╭──
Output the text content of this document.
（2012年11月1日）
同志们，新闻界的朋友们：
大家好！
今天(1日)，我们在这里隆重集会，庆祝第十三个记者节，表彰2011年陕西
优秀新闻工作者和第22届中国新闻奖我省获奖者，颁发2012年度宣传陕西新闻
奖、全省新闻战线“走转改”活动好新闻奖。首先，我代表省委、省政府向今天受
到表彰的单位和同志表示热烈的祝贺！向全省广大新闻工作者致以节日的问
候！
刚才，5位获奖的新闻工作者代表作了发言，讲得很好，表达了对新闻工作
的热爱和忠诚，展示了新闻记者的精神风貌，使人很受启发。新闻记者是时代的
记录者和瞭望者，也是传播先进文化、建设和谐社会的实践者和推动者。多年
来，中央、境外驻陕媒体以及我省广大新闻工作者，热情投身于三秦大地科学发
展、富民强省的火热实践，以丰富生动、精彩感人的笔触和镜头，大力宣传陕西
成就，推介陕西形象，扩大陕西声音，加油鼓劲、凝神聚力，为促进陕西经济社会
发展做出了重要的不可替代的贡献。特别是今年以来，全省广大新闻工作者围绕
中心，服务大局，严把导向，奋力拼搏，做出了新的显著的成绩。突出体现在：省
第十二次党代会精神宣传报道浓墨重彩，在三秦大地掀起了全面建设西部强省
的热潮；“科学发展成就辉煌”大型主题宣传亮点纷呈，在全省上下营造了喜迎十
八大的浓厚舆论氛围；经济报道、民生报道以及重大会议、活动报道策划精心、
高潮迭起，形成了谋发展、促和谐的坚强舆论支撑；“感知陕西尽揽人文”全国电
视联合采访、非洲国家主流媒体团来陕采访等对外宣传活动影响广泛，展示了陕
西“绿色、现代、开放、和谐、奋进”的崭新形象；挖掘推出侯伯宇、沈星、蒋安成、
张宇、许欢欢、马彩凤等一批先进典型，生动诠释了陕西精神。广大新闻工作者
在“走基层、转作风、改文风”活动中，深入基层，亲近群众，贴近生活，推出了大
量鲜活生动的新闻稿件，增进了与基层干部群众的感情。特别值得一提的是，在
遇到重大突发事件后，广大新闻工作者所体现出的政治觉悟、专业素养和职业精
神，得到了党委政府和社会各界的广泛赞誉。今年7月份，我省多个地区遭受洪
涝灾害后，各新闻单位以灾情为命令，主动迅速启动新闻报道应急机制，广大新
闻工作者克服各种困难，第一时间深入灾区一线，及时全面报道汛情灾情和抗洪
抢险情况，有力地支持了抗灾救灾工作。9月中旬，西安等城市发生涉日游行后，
╰──
╭──
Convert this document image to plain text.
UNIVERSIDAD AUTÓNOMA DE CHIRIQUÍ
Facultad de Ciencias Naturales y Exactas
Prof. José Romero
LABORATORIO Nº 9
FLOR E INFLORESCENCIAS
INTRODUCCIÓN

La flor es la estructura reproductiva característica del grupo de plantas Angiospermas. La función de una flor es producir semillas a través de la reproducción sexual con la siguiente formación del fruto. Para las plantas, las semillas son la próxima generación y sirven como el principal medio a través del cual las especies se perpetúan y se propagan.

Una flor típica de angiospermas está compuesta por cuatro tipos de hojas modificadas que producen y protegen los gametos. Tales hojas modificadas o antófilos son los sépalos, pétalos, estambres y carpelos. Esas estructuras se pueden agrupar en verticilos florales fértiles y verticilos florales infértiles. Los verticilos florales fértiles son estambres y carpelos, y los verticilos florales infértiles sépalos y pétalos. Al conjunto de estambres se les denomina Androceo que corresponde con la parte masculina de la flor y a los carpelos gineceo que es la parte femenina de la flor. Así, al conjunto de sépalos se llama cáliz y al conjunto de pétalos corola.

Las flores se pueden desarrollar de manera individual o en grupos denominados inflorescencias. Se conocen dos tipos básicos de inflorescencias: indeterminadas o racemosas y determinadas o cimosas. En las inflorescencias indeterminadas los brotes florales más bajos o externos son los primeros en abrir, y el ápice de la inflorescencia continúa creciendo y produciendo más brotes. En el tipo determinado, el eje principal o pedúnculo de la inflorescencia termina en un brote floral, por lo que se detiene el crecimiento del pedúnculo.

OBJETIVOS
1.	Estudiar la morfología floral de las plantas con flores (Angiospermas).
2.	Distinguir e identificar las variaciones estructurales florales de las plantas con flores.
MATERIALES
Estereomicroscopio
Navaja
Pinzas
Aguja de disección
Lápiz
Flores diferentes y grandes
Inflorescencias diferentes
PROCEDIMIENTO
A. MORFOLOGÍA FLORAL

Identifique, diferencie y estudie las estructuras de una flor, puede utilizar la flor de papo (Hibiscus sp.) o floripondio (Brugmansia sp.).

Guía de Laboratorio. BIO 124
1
╰──
**Work to do**
From the listing above, report the number of lines containing the string "this", without any accompanying remarks.

**Written response**
2